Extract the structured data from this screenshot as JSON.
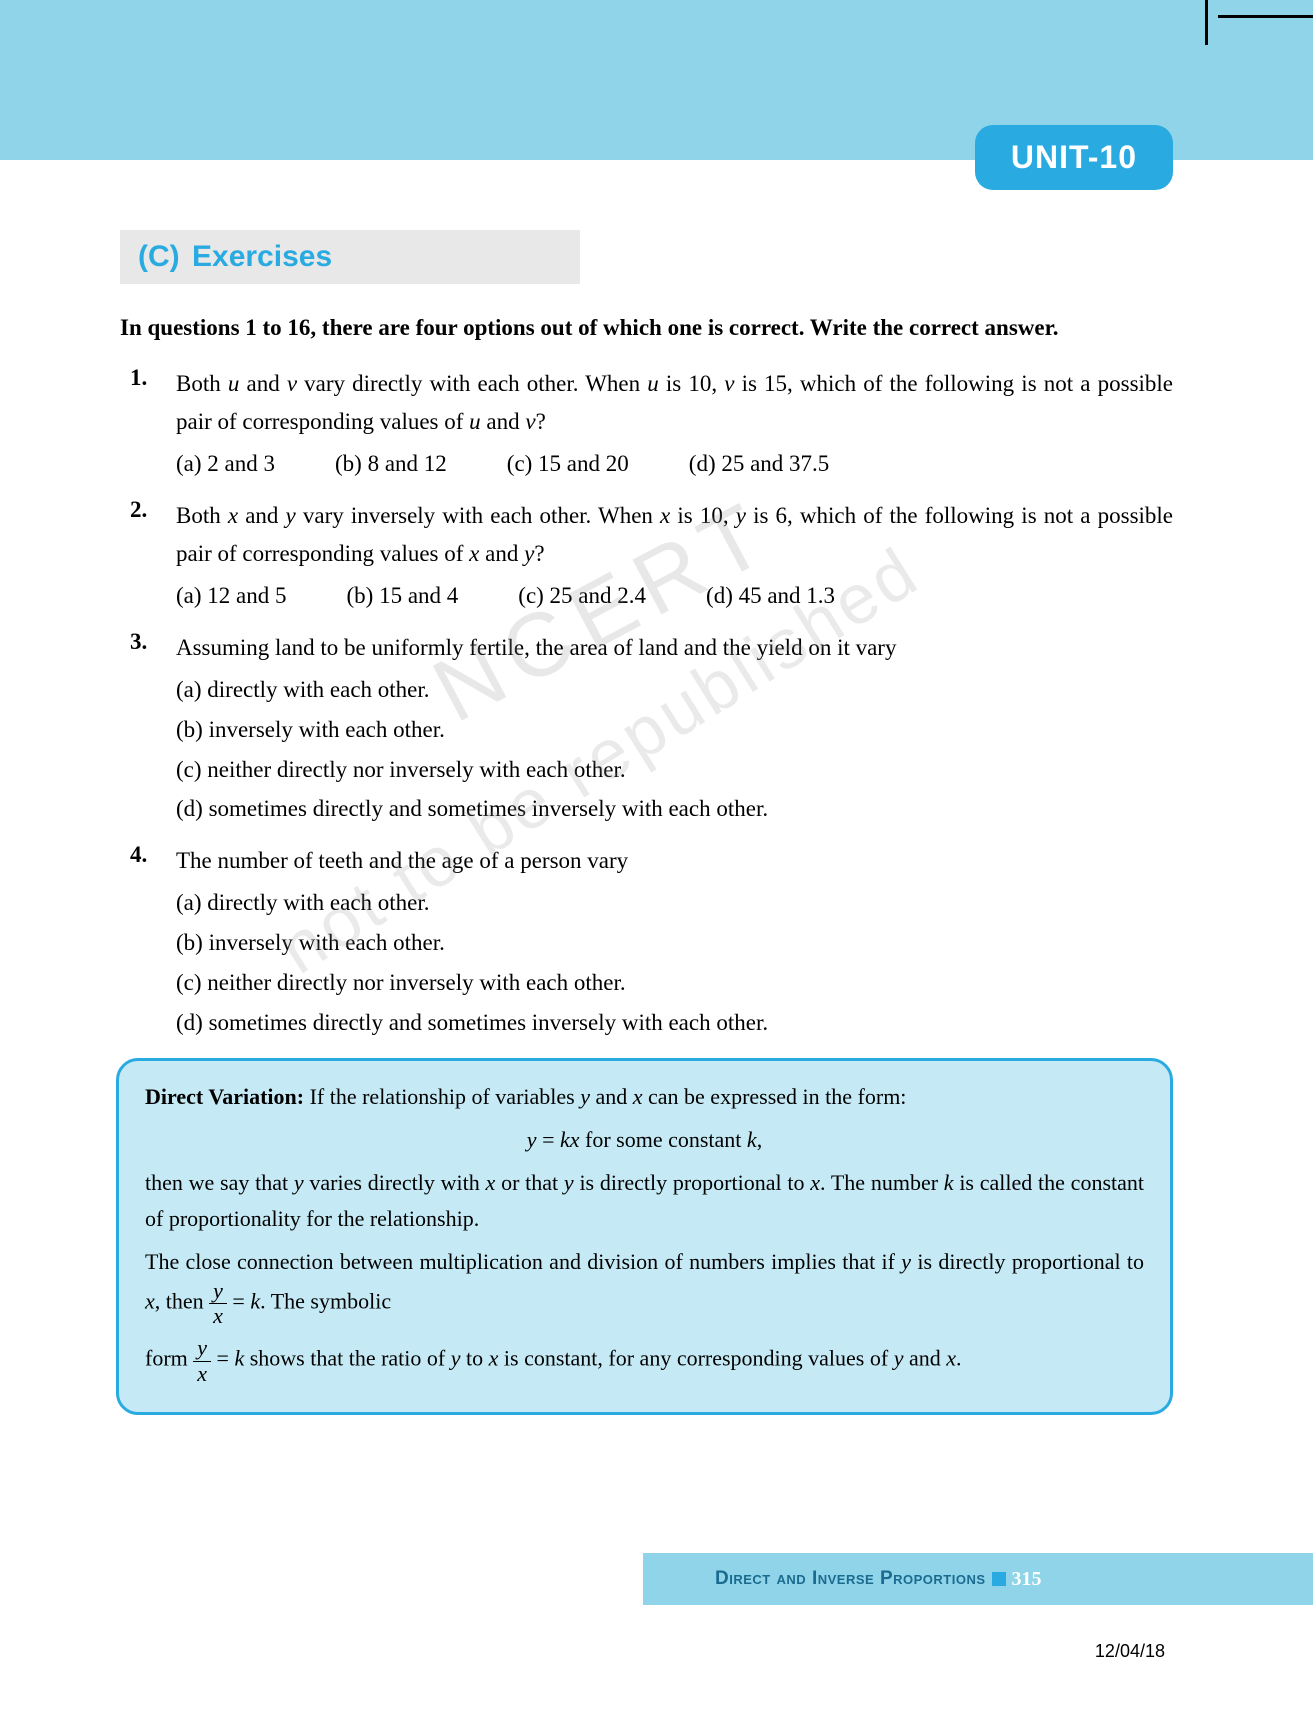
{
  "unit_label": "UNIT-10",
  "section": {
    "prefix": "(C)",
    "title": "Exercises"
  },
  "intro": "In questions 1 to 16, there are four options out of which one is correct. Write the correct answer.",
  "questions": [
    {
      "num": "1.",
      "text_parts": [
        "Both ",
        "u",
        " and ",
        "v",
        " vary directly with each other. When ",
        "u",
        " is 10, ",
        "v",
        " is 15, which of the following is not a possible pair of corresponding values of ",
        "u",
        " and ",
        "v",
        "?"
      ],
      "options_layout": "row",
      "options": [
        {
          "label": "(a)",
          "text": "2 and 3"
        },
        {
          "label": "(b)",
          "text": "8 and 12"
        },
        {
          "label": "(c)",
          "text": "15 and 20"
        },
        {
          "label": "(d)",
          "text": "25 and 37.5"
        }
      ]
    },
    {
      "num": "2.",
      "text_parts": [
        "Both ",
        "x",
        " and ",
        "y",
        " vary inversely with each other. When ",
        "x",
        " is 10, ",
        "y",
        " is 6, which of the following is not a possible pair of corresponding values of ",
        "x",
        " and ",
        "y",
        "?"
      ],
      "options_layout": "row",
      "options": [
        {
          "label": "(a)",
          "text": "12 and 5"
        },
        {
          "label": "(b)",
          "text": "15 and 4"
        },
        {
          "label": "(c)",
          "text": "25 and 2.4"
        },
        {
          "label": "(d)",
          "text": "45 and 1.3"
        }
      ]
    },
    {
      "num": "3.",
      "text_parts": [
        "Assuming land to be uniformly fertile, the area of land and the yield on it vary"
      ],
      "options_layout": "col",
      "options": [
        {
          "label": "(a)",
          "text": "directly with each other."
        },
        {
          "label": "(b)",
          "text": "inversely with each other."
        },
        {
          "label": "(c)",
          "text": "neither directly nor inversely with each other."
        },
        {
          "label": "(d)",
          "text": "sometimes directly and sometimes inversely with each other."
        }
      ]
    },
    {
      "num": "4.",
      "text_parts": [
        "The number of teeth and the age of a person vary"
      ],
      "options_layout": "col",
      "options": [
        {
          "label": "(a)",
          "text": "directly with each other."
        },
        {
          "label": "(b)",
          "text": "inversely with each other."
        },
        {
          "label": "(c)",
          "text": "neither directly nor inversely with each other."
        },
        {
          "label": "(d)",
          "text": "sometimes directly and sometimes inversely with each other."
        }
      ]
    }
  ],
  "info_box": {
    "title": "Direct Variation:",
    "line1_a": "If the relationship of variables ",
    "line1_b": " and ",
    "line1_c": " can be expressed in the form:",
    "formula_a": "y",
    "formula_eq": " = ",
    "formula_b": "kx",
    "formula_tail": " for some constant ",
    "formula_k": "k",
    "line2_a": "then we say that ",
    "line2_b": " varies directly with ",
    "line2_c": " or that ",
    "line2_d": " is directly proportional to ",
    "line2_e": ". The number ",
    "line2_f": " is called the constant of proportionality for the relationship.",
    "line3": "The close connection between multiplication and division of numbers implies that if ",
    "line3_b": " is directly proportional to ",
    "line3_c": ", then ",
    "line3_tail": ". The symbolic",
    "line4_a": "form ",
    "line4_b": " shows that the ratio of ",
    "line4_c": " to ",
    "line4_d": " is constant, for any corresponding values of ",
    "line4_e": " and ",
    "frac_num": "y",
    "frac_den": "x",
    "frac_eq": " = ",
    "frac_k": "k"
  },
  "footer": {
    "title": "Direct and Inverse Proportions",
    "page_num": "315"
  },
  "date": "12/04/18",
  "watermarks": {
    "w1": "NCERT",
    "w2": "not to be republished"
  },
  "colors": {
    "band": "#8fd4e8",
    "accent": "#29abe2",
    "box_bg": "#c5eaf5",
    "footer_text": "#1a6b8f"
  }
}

------------------------------------------------------------

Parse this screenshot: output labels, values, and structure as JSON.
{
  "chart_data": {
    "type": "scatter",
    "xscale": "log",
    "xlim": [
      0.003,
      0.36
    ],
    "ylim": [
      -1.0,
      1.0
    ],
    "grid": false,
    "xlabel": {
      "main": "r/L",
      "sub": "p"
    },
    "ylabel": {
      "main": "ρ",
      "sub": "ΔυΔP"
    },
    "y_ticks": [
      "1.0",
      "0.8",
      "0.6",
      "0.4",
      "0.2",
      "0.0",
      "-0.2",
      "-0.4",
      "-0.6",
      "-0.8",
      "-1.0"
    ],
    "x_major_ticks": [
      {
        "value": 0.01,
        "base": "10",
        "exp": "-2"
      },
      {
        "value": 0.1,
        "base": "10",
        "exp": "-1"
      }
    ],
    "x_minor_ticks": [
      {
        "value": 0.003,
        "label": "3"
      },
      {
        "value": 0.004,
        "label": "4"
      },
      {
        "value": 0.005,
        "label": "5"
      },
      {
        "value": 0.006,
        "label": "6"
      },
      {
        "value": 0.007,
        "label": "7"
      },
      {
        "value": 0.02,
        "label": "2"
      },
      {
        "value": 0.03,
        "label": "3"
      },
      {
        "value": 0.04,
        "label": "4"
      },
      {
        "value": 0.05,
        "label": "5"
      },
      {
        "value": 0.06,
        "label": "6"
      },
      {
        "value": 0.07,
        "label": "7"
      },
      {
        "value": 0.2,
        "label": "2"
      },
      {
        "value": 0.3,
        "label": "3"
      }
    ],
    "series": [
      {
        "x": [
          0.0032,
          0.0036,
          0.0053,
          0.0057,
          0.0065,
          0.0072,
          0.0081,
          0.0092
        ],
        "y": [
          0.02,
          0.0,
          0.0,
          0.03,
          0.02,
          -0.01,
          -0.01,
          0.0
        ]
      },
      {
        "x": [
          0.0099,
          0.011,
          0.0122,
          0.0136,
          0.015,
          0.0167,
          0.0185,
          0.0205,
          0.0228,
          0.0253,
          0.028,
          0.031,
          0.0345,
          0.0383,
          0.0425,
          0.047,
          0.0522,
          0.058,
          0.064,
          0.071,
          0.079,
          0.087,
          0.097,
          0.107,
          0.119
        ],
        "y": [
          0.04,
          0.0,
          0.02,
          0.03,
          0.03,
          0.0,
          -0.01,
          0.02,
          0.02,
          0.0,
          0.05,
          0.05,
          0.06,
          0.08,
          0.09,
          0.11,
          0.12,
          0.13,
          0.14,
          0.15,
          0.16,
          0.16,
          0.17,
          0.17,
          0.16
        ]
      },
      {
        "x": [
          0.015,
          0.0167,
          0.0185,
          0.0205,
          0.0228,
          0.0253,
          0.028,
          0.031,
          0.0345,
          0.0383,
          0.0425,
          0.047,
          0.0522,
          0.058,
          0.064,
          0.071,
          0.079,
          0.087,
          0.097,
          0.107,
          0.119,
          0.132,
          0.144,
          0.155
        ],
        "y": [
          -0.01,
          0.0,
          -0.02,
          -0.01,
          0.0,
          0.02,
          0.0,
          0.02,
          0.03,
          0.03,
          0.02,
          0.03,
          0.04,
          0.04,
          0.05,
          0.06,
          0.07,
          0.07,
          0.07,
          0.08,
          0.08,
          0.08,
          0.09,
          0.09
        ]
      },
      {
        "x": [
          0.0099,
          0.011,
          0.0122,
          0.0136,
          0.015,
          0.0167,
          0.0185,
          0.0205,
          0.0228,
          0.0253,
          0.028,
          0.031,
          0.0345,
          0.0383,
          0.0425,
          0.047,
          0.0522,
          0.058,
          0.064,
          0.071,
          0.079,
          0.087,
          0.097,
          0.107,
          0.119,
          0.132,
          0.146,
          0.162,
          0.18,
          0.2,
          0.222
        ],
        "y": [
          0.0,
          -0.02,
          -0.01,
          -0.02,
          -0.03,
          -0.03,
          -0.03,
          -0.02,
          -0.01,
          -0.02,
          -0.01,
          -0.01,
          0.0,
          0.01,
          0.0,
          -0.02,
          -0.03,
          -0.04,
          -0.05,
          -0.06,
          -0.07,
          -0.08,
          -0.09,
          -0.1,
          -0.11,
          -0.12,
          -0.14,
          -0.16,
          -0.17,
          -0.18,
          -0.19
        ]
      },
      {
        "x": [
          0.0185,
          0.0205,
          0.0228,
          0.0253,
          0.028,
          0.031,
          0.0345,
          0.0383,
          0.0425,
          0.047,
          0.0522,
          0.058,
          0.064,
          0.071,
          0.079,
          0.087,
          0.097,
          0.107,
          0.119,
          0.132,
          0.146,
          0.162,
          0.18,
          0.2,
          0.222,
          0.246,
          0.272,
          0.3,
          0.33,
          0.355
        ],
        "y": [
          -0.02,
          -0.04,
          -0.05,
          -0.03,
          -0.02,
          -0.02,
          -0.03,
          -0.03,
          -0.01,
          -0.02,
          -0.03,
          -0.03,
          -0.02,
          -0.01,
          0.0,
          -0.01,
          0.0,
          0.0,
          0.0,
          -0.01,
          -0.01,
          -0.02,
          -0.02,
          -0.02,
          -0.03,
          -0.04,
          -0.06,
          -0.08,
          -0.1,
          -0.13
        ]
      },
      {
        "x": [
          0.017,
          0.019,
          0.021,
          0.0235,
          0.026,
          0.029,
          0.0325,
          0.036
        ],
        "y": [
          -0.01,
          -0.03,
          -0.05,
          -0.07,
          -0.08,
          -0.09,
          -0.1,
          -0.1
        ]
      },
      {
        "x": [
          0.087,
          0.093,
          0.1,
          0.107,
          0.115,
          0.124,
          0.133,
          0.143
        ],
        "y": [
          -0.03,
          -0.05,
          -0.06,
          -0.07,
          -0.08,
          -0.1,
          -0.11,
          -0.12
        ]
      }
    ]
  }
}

------------------------------------------------------------

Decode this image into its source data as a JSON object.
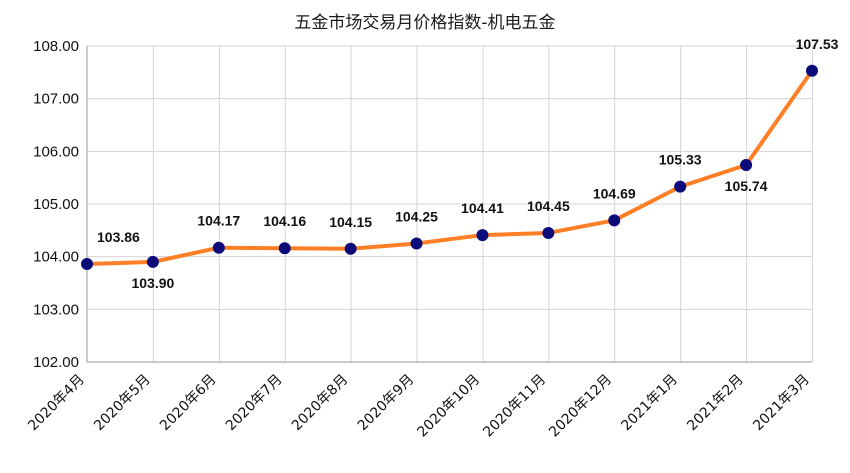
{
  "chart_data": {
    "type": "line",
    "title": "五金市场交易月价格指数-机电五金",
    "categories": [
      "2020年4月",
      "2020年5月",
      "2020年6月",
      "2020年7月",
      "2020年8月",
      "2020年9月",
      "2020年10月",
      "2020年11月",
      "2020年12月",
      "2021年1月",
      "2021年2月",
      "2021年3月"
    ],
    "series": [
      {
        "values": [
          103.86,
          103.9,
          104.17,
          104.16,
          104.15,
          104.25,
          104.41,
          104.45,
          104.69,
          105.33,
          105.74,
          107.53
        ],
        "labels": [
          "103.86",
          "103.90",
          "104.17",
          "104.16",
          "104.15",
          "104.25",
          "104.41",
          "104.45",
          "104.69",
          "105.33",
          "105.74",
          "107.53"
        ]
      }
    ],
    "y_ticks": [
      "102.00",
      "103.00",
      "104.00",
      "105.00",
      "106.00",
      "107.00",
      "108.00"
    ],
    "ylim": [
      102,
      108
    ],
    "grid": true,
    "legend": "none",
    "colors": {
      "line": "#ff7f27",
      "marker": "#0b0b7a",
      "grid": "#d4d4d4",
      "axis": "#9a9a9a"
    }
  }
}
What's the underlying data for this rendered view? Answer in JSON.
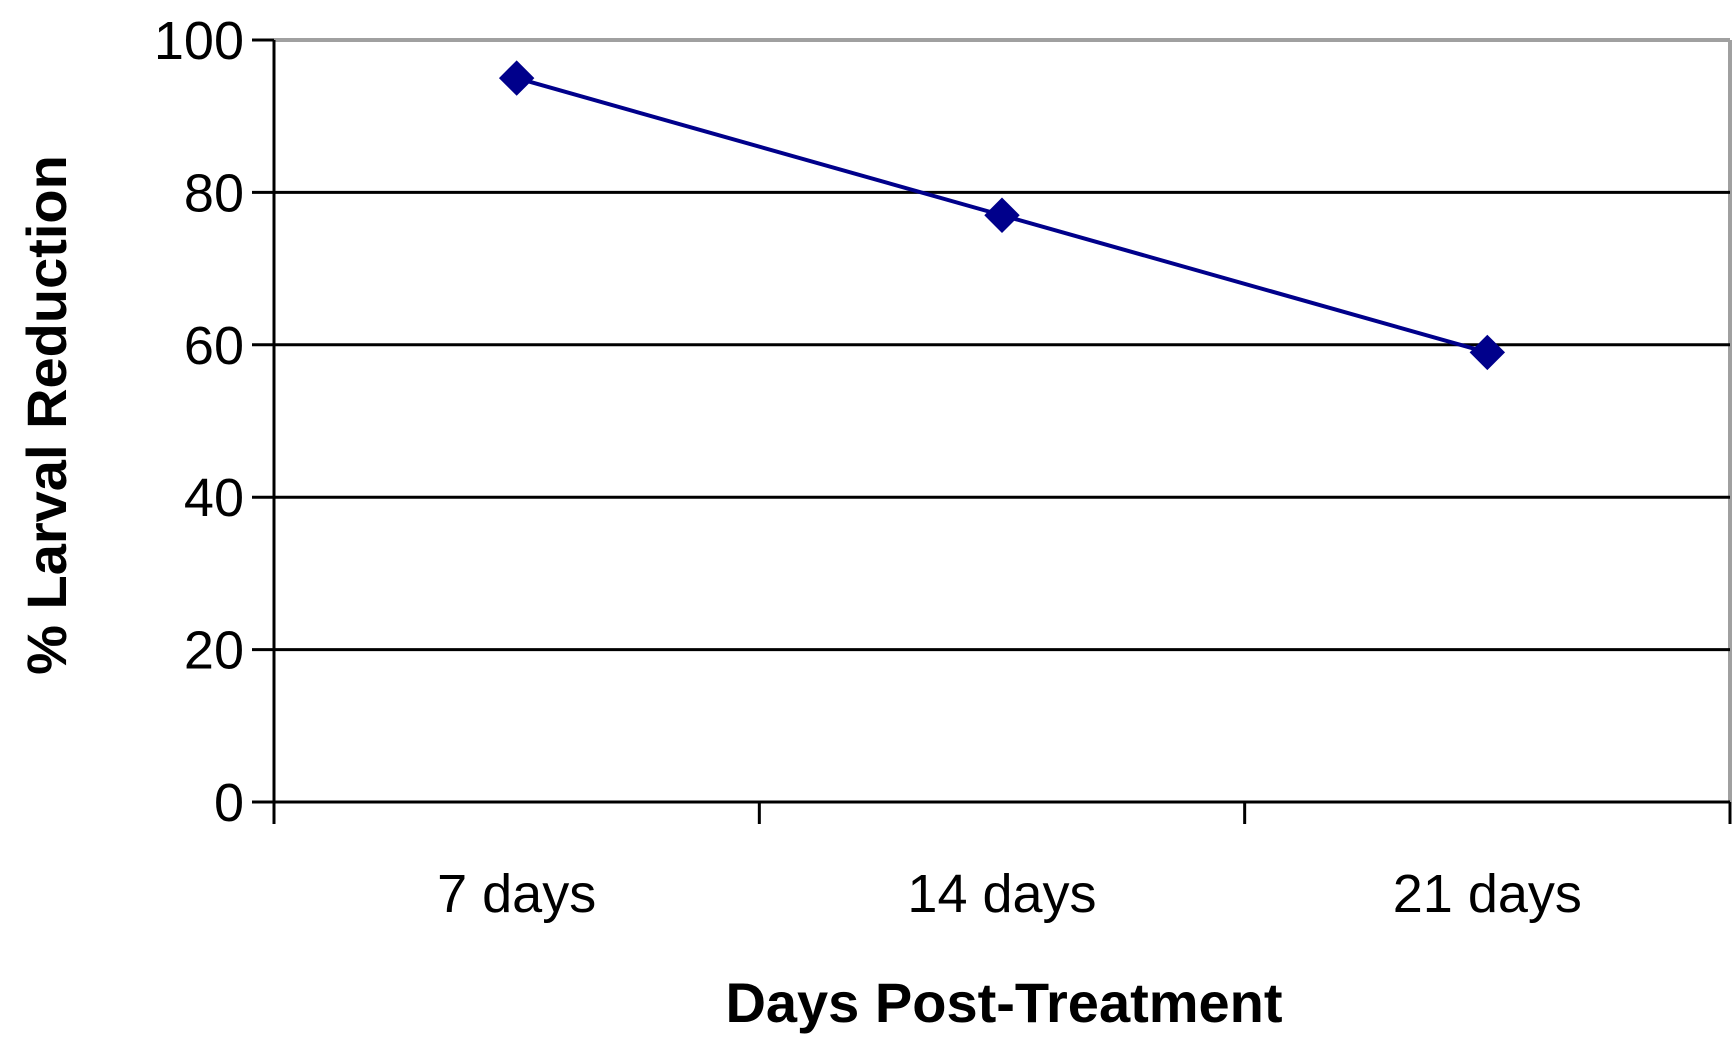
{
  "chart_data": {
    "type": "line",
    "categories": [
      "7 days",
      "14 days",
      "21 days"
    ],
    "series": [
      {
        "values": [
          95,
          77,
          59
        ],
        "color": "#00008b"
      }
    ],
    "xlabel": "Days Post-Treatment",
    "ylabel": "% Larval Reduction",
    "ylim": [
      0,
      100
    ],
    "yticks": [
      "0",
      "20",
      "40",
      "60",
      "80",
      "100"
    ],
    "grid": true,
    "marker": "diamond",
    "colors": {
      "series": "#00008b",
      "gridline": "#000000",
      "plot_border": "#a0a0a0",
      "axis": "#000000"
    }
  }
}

------------------------------------------------------------

Check each line of the data above for the word "that" and say how many lines contain it, giving nothing besides the number.

4